**Records:**
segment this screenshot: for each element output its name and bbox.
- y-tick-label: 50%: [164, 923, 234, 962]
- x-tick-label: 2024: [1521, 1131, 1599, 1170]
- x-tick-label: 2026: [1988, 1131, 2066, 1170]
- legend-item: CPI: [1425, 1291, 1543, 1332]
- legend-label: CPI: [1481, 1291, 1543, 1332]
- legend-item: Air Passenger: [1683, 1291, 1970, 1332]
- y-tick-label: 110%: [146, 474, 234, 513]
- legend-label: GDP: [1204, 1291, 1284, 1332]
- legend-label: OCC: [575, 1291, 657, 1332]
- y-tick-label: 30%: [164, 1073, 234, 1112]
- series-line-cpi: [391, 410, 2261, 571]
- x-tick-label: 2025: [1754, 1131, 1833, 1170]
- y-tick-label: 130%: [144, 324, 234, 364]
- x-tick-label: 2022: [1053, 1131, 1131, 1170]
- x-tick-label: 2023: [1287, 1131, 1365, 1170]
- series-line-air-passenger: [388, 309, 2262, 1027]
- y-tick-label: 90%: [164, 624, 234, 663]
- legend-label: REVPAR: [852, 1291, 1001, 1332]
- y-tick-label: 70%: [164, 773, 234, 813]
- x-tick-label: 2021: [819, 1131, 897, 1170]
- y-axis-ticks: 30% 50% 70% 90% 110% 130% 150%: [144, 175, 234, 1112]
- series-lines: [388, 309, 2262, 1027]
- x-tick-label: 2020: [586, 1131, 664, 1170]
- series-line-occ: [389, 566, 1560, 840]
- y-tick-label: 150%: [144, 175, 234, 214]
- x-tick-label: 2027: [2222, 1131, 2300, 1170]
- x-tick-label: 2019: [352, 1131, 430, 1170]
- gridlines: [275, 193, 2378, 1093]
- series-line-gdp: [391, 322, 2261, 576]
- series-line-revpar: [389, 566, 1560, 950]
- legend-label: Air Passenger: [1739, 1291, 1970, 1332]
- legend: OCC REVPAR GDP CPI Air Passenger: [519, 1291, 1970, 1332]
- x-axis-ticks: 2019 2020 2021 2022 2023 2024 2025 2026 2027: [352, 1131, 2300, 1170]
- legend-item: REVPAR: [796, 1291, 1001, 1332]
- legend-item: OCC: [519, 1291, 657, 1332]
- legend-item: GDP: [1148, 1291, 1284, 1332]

**Task description:**
Could you output the records above again, line for line, with nothing changed?

**Expected output:**
segment this screenshot: for each element output its name and bbox.
- y-tick-label: 50%: [164, 923, 234, 962]
- x-tick-label: 2024: [1521, 1131, 1599, 1170]
- x-tick-label: 2026: [1988, 1131, 2066, 1170]
- legend-item: CPI: [1425, 1291, 1543, 1332]
- legend-label: CPI: [1481, 1291, 1543, 1332]
- legend-item: Air Passenger: [1683, 1291, 1970, 1332]
- y-tick-label: 110%: [146, 474, 234, 513]
- legend-label: GDP: [1204, 1291, 1284, 1332]
- legend-label: OCC: [575, 1291, 657, 1332]
- y-tick-label: 30%: [164, 1073, 234, 1112]
- series-line-cpi: [391, 410, 2261, 571]
- x-tick-label: 2025: [1754, 1131, 1833, 1170]
- y-tick-label: 130%: [144, 324, 234, 364]
- x-tick-label: 2022: [1053, 1131, 1131, 1170]
- x-tick-label: 2023: [1287, 1131, 1365, 1170]
- series-line-air-passenger: [388, 309, 2262, 1027]
- y-tick-label: 90%: [164, 624, 234, 663]
- legend-label: REVPAR: [852, 1291, 1001, 1332]
- y-tick-label: 70%: [164, 773, 234, 813]
- x-tick-label: 2021: [819, 1131, 897, 1170]
- y-axis-ticks: 30% 50% 70% 90% 110% 130% 150%: [144, 175, 234, 1112]
- series-lines: [388, 309, 2262, 1027]
- x-tick-label: 2020: [586, 1131, 664, 1170]
- series-line-occ: [389, 566, 1560, 840]
- y-tick-label: 150%: [144, 175, 234, 214]
- x-tick-label: 2027: [2222, 1131, 2300, 1170]
- x-tick-label: 2019: [352, 1131, 430, 1170]
- gridlines: [275, 193, 2378, 1093]
- series-line-gdp: [391, 322, 2261, 576]
- series-line-revpar: [389, 566, 1560, 950]
- legend-label: Air Passenger: [1739, 1291, 1970, 1332]
- legend: OCC REVPAR GDP CPI Air Passenger: [519, 1291, 1970, 1332]
- x-axis-ticks: 2019 2020 2021 2022 2023 2024 2025 2026 2027: [352, 1131, 2300, 1170]
- legend-item: REVPAR: [796, 1291, 1001, 1332]
- legend-item: OCC: [519, 1291, 657, 1332]
- legend-item: GDP: [1148, 1291, 1284, 1332]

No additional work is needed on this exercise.